§ **PROBLEM STATEMENT**: Without including any images, reproduce each entry exactly.

§ **EXCERPTED RECORDS**:

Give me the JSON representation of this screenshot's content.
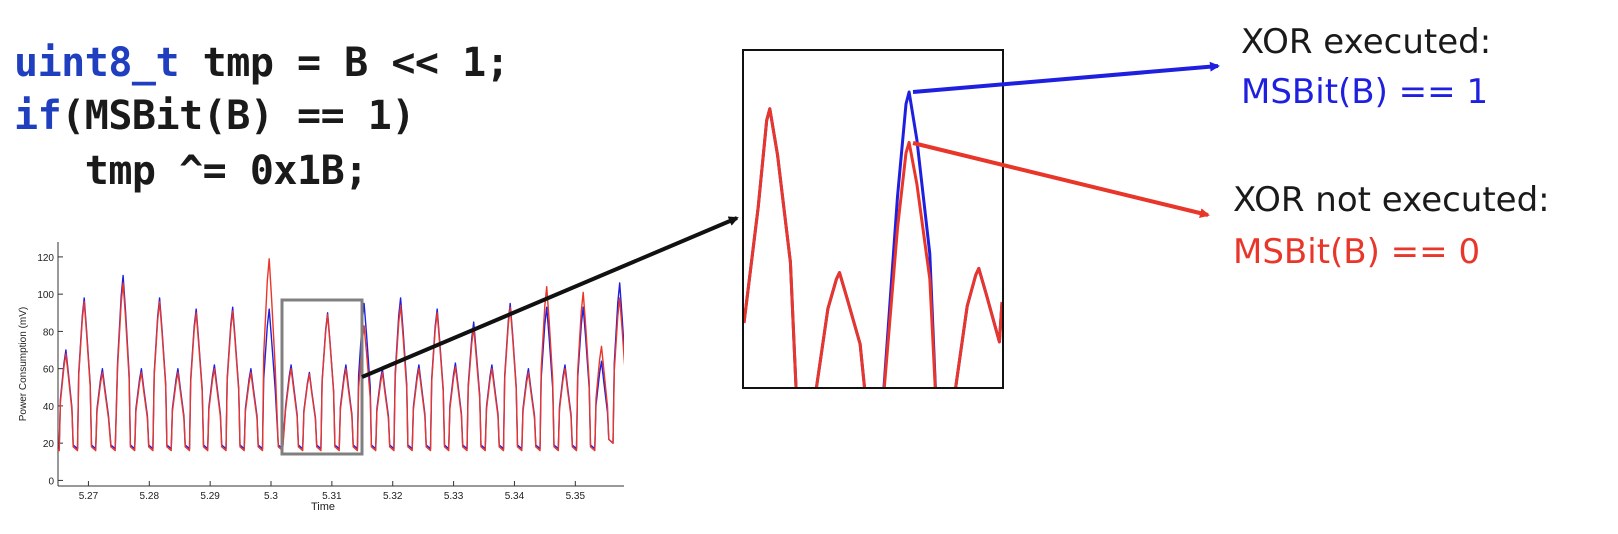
{
  "code": {
    "line1_kw": "uint8_t",
    "line1_rest": " tmp = B << 1;",
    "line2_kw": "if",
    "line2_rest": "(MSBit(B) == 1)",
    "line3": "   tmp ^= 0x1B;"
  },
  "annotations": {
    "xor_executed_title": "XOR executed:",
    "xor_executed_cond": "MSBit(B) == 1",
    "xor_not_executed_title": "XOR not executed:",
    "xor_not_executed_cond": "MSBit(B) == 0"
  },
  "colors": {
    "executed": "#1f1fe0",
    "not_executed": "#e8362a",
    "text": "#1a1a1a",
    "highlight_box": "#808080"
  },
  "chart_data": {
    "type": "line",
    "xlabel": "Time",
    "ylabel": "Power Consumption (mV)",
    "xlim": [
      5.265,
      5.358
    ],
    "ylim": [
      -3,
      128
    ],
    "xticks": [
      "5.27",
      "5.28",
      "5.29",
      "5.3",
      "5.31",
      "5.32",
      "5.33",
      "5.34",
      "5.35"
    ],
    "yticks": [
      "0",
      "20",
      "40",
      "60",
      "80",
      "100",
      "120"
    ],
    "peak_times": [
      5.2663,
      5.2693,
      5.2723,
      5.2757,
      5.2787,
      5.2817,
      5.2847,
      5.2877,
      5.2907,
      5.2937,
      5.2967,
      5.2997,
      5.3033,
      5.3063,
      5.3093,
      5.3123,
      5.3153,
      5.3183,
      5.3213,
      5.3243,
      5.3273,
      5.3303,
      5.3333,
      5.3363,
      5.3393,
      5.3423,
      5.3453,
      5.3483,
      5.3513,
      5.3543,
      5.3573
    ],
    "series": [
      {
        "name": "MSBit(B) == 1",
        "color": "#1f1fe0",
        "peaks": [
          70,
          98,
          60,
          110,
          60,
          98,
          60,
          92,
          62,
          93,
          60,
          92,
          62,
          58,
          90,
          62,
          95,
          60,
          98,
          62,
          92,
          63,
          85,
          62,
          95,
          60,
          93,
          62,
          93,
          64,
          106
        ],
        "troughs": [
          17,
          17,
          17,
          17,
          17,
          17,
          17,
          17,
          17,
          17,
          17,
          17,
          17,
          17,
          17,
          17,
          17,
          17,
          17,
          17,
          17,
          17,
          17,
          17,
          17,
          17,
          17,
          17,
          17,
          17,
          20
        ]
      },
      {
        "name": "MSBit(B) == 0",
        "color": "#e8362a",
        "peaks": [
          68,
          96,
          58,
          106,
          58,
          96,
          58,
          90,
          60,
          91,
          58,
          119,
          60,
          57,
          89,
          60,
          83,
          58,
          94,
          60,
          90,
          61,
          82,
          60,
          93,
          58,
          104,
          60,
          101,
          72,
          98
        ],
        "troughs": [
          16,
          16,
          16,
          16,
          16,
          16,
          16,
          16,
          16,
          16,
          16,
          16,
          16,
          16,
          16,
          16,
          16,
          16,
          16,
          16,
          16,
          16,
          16,
          16,
          16,
          16,
          16,
          16,
          16,
          16,
          20
        ]
      }
    ]
  },
  "zoom_data": {
    "type": "line",
    "segment": "Time 5.3030 to 5.3165 (highlighted window)",
    "series": [
      {
        "name": "MSBit(B) == 1",
        "color": "#1f1fe0",
        "peaks": [
          91,
          52,
          95,
          53
        ]
      },
      {
        "name": "MSBit(B) == 0",
        "color": "#e8362a",
        "peaks": [
          91,
          52,
          83,
          53
        ]
      }
    ]
  }
}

§ **FINAL RESULT**:
Give me the JSON representation of this screenshot's content.
{
  "code": {
    "line1_kw": "uint8_t",
    "line1_rest": " tmp = B << 1;",
    "line2_kw": "if",
    "line2_rest": "(MSBit(B) == 1)",
    "line3": "   tmp ^= 0x1B;"
  },
  "annotations": {
    "xor_executed_title": "XOR executed:",
    "xor_executed_cond": "MSBit(B) == 1",
    "xor_not_executed_title": "XOR not executed:",
    "xor_not_executed_cond": "MSBit(B) == 0"
  },
  "colors": {
    "executed": "#1f1fe0",
    "not_executed": "#e8362a",
    "text": "#1a1a1a",
    "highlight_box": "#808080"
  },
  "chart_data": {
    "type": "line",
    "xlabel": "Time",
    "ylabel": "Power Consumption (mV)",
    "xlim": [
      5.265,
      5.358
    ],
    "ylim": [
      -3,
      128
    ],
    "xticks": [
      "5.27",
      "5.28",
      "5.29",
      "5.3",
      "5.31",
      "5.32",
      "5.33",
      "5.34",
      "5.35"
    ],
    "yticks": [
      "0",
      "20",
      "40",
      "60",
      "80",
      "100",
      "120"
    ],
    "peak_times": [
      5.2663,
      5.2693,
      5.2723,
      5.2757,
      5.2787,
      5.2817,
      5.2847,
      5.2877,
      5.2907,
      5.2937,
      5.2967,
      5.2997,
      5.3033,
      5.3063,
      5.3093,
      5.3123,
      5.3153,
      5.3183,
      5.3213,
      5.3243,
      5.3273,
      5.3303,
      5.3333,
      5.3363,
      5.3393,
      5.3423,
      5.3453,
      5.3483,
      5.3513,
      5.3543,
      5.3573
    ],
    "series": [
      {
        "name": "MSBit(B) == 1",
        "color": "#1f1fe0",
        "peaks": [
          70,
          98,
          60,
          110,
          60,
          98,
          60,
          92,
          62,
          93,
          60,
          92,
          62,
          58,
          90,
          62,
          95,
          60,
          98,
          62,
          92,
          63,
          85,
          62,
          95,
          60,
          93,
          62,
          93,
          64,
          106
        ],
        "troughs": [
          17,
          17,
          17,
          17,
          17,
          17,
          17,
          17,
          17,
          17,
          17,
          17,
          17,
          17,
          17,
          17,
          17,
          17,
          17,
          17,
          17,
          17,
          17,
          17,
          17,
          17,
          17,
          17,
          17,
          17,
          20
        ]
      },
      {
        "name": "MSBit(B) == 0",
        "color": "#e8362a",
        "peaks": [
          68,
          96,
          58,
          106,
          58,
          96,
          58,
          90,
          60,
          91,
          58,
          119,
          60,
          57,
          89,
          60,
          83,
          58,
          94,
          60,
          90,
          61,
          82,
          60,
          93,
          58,
          104,
          60,
          101,
          72,
          98
        ],
        "troughs": [
          16,
          16,
          16,
          16,
          16,
          16,
          16,
          16,
          16,
          16,
          16,
          16,
          16,
          16,
          16,
          16,
          16,
          16,
          16,
          16,
          16,
          16,
          16,
          16,
          16,
          16,
          16,
          16,
          16,
          16,
          20
        ]
      }
    ]
  },
  "zoom_data": {
    "type": "line",
    "segment": "Time 5.3030 to 5.3165 (highlighted window)",
    "series": [
      {
        "name": "MSBit(B) == 1",
        "color": "#1f1fe0",
        "peaks": [
          91,
          52,
          95,
          53
        ]
      },
      {
        "name": "MSBit(B) == 0",
        "color": "#e8362a",
        "peaks": [
          91,
          52,
          83,
          53
        ]
      }
    ]
  }
}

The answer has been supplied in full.